Written task.
Take the material below and write it all out again exactly.

----

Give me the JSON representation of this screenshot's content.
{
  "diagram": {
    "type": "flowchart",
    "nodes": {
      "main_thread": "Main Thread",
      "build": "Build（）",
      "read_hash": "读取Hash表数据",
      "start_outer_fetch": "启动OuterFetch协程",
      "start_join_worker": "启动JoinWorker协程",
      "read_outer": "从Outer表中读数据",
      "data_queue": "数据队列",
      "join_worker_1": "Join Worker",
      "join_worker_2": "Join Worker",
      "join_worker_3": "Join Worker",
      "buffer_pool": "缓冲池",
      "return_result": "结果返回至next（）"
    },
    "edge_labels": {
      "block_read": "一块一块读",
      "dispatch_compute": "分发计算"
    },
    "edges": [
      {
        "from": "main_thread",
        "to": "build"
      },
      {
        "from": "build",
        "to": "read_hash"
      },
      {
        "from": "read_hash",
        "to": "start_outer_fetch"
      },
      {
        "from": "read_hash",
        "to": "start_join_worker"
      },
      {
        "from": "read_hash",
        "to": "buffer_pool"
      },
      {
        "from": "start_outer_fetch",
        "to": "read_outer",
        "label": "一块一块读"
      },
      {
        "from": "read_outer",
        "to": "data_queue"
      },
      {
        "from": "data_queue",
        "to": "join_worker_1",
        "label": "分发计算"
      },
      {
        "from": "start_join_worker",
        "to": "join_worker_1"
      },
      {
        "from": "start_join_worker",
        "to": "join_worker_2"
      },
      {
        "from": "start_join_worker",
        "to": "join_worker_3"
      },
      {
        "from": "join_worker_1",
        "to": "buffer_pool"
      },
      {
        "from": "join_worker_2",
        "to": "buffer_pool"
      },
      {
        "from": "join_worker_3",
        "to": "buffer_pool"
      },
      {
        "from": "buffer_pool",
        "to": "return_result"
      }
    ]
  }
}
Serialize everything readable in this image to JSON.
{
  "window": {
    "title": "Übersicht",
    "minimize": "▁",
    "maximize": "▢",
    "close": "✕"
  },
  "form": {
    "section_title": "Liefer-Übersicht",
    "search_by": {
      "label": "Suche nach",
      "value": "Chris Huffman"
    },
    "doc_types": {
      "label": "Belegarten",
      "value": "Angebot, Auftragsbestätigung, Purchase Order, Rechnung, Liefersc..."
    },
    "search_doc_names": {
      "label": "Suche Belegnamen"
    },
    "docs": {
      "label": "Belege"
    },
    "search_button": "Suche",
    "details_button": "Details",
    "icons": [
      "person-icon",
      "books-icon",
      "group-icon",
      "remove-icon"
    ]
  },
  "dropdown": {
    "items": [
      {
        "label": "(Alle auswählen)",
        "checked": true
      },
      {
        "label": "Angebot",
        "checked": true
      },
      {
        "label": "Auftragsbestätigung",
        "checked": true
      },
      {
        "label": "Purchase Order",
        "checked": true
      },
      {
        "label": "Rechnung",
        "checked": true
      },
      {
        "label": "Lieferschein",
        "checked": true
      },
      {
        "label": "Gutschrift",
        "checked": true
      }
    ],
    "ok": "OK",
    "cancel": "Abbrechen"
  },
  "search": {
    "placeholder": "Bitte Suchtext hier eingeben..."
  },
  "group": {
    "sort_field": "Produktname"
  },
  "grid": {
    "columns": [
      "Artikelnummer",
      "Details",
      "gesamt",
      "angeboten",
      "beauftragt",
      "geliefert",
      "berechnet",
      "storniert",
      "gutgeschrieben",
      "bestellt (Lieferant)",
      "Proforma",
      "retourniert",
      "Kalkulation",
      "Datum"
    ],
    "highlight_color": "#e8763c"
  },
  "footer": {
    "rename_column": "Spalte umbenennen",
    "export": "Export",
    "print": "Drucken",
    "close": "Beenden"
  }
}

----

Answer below.
Give me the JSON representation of this screenshot's content.
{
  "diagram": {
    "type": "flowchart",
    "nodes": {
      "main_thread": "Main Thread",
      "build": "Build（）",
      "read_hash": "读取Hash表数据",
      "start_outer_fetch": "启动OuterFetch协程",
      "start_join_worker": "启动JoinWorker协程",
      "read_outer": "从Outer表中读数据",
      "data_queue": "数据队列",
      "join_worker_1": "Join Worker",
      "join_worker_2": "Join Worker",
      "join_worker_3": "Join Worker",
      "buffer_pool": "缓冲池",
      "return_result": "结果返回至next（）"
    },
    "edge_labels": {
      "block_read": "一块一块读",
      "dispatch_compute": "分发计算"
    },
    "edges": [
      {
        "from": "main_thread",
        "to": "build"
      },
      {
        "from": "build",
        "to": "read_hash"
      },
      {
        "from": "read_hash",
        "to": "start_outer_fetch"
      },
      {
        "from": "read_hash",
        "to": "start_join_worker"
      },
      {
        "from": "read_hash",
        "to": "buffer_pool"
      },
      {
        "from": "start_outer_fetch",
        "to": "read_outer",
        "label": "一块一块读"
      },
      {
        "from": "read_outer",
        "to": "data_queue"
      },
      {
        "from": "data_queue",
        "to": "join_worker_1",
        "label": "分发计算"
      },
      {
        "from": "start_join_worker",
        "to": "join_worker_1"
      },
      {
        "from": "start_join_worker",
        "to": "join_worker_2"
      },
      {
        "from": "start_join_worker",
        "to": "join_worker_3"
      },
      {
        "from": "join_worker_1",
        "to": "buffer_pool"
      },
      {
        "from": "join_worker_2",
        "to": "buffer_pool"
      },
      {
        "from": "join_worker_3",
        "to": "buffer_pool"
      },
      {
        "from": "buffer_pool",
        "to": "return_result"
      }
    ]
  }
}
Serialize everything readable in this image to JSON.
{
  "window": {
    "title": "Übersicht",
    "minimize": "▁",
    "maximize": "▢",
    "close": "✕"
  },
  "form": {
    "section_title": "Liefer-Übersicht",
    "search_by": {
      "label": "Suche nach",
      "value": "Chris Huffman"
    },
    "doc_types": {
      "label": "Belegarten",
      "value": "Angebot, Auftragsbestätigung, Purchase Order, Rechnung, Liefersc..."
    },
    "search_doc_names": {
      "label": "Suche Belegnamen"
    },
    "docs": {
      "label": "Belege"
    },
    "search_button": "Suche",
    "details_button": "Details",
    "icons": [
      "person-icon",
      "books-icon",
      "group-icon",
      "remove-icon"
    ]
  },
  "dropdown": {
    "items": [
      {
        "label": "(Alle auswählen)",
        "checked": true
      },
      {
        "label": "Angebot",
        "checked": true
      },
      {
        "label": "Auftragsbestätigung",
        "checked": true
      },
      {
        "label": "Purchase Order",
        "checked": true
      },
      {
        "label": "Rechnung",
        "checked": true
      },
      {
        "label": "Lieferschein",
        "checked": true
      },
      {
        "label": "Gutschrift",
        "checked": true
      }
    ],
    "ok": "OK",
    "cancel": "Abbrechen"
  },
  "search": {
    "placeholder": "Bitte Suchtext hier eingeben..."
  },
  "group": {
    "sort_field": "Produktname"
  },
  "grid": {
    "columns": [
      "Artikelnummer",
      "Details",
      "gesamt",
      "angeboten",
      "beauftragt",
      "geliefert",
      "berechnet",
      "storniert",
      "gutgeschrieben",
      "bestellt (Lieferant)",
      "Proforma",
      "retourniert",
      "Kalkulation",
      "Datum"
    ],
    "highlight_color": "#e8763c"
  },
  "footer": {
    "rename_column": "Spalte umbenennen",
    "export": "Export",
    "print": "Drucken",
    "close": "Beenden"
  }
}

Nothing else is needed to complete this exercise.